> Text segment:
↓↓↓
Re: Flink Job Restarts if the metadata already exists for some Checkpoint

amenreet sodhi Wed, 10 May 2023 22:33:28 -0700

Hi Weihua,

I am deploying my flink job in HA application mode on a kubernetes cluster.
I am using an external nfs mount for storing checkpoints. For some reason,
whenever I deploy an updated version of my application, it uses the same
job_id for the new job as for the previous job. Thus the flink job creates
checkpoints in the same directory, and at whatever point it encounters the
same checkpoint path(already existing checkpoint from previous versions of
my job) it throws the above error, and the job restarts. I have set my job
restart count as 3. So if this happens continuously for 3 times, the
jobmanager pod restarts, and then it starts the job again from checkpoint-0
or from the last saved savepoint. Then the same story repeats.
↑↑↑
> Entries provided:
↓↓↓
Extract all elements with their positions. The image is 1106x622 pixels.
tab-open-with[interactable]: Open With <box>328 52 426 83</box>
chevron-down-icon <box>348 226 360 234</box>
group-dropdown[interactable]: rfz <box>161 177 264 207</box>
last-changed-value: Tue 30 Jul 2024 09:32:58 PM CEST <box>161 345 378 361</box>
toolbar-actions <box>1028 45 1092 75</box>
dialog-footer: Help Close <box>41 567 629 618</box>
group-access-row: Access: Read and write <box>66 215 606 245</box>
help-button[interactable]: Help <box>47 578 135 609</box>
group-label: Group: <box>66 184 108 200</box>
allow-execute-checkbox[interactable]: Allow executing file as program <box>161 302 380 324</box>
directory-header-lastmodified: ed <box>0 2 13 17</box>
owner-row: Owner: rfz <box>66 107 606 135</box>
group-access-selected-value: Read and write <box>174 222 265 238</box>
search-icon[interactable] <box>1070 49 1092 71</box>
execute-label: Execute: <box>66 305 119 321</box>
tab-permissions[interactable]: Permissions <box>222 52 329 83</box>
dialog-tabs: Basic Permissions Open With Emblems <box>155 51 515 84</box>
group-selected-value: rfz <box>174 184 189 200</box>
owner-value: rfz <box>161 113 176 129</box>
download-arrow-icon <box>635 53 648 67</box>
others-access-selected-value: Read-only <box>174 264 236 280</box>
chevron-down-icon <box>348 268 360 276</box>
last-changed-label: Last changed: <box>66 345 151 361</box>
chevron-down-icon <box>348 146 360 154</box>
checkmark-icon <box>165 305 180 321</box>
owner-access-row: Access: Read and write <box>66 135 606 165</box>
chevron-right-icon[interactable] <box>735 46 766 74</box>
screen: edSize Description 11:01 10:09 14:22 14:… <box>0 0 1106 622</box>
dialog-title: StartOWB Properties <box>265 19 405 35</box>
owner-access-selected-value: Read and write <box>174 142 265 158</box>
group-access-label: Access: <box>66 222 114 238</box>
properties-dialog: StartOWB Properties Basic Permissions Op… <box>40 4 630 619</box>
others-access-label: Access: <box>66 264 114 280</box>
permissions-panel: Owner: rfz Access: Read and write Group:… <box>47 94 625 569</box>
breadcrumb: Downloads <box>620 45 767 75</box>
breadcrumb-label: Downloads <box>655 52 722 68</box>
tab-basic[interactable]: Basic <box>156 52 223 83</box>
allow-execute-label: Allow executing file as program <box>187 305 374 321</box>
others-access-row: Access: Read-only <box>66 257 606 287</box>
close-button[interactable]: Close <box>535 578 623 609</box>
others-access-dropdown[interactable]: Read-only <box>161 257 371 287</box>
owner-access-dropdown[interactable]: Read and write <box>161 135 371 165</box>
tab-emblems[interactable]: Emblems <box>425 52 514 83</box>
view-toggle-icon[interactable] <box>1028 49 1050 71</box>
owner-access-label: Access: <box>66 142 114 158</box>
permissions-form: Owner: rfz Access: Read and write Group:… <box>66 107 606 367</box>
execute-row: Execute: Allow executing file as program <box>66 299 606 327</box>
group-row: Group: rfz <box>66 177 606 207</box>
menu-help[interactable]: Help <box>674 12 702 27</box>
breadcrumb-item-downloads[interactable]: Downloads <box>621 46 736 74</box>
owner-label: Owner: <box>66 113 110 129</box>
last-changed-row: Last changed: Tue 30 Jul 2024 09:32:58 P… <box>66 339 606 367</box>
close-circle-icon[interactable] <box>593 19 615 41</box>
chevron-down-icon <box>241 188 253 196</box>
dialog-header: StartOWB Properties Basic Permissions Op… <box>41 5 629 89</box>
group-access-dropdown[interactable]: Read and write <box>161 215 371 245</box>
↑↑↑
> Objectives:
a – Render the lines of the listing from its first line through the line containing "group-dropdown[interactable]: rfz <box>161", inclusive, as a JSON list of strings with one string per line and blank lines omitted.
b – Carry the forum message about Flink job restarts forward from the point where it stops.
The forum message about Flink job restarts and the listing are unrelated pieces of material.

> Exercise results:
a –
[
  "Extract all elements with their positions. The image is 1106x622 pixels.",
  "tab-open-with[interactable]: Open With <box>328 52 426 83</box>",
  "chevron-down-icon <box>348 226 360 234</box>",
  "group-dropdown[interactable]: rfz <box>161 177 264 207</box>"
]

b –
Thanks
Regards
Amenreet Singh Sodhi

On Wed, May 10, 2023 at 9:10 AM Weihua Hu <huweihua....@gmail.com> wrote:

> Hi,
>
> if for some reason there exists a checkpoint by same name.
>>
> Could you give more details about your scenarios here？
> From your description, I guess this problem occurred when a job restart,
> does this restart is triggered personally?
>
> In common restart processing, the job will retrieve the latest checkpoint
> from a high-available service(zookeeper or kubernetes),
> and then restore from it and make a new checkpoint with a new
> checkpoint-id.
> In this case, the job does not recover from the old checkpoint, but the
> old checkpoint path already exists.
>
> Best,
> Weihua
>
>
> On Wed, May 10, 2023 at 11:07 AM Hang Ruan <ruanhang1...@gmail.com> wrote:
>
>> Hi, amenreet,
>>
>> As Hangxiang said, we should use a new checkpoint dir if the new job has
>> the same jobId as the old one . Or else you should not use a fixed jobId
>> and the checkpoint dir will not conflict.
>>
>> Best,
>> Hang
>>
>> Hangxiang Yu <master...@gmail.com> 于2023年5月10日周三 10:35写道：
>>
>>> Hi,
>>> I guess you used a fixed JOB_ID, and configured the same checkpoint dir
>>> as before ?
>>> And you may also start the job without before state ?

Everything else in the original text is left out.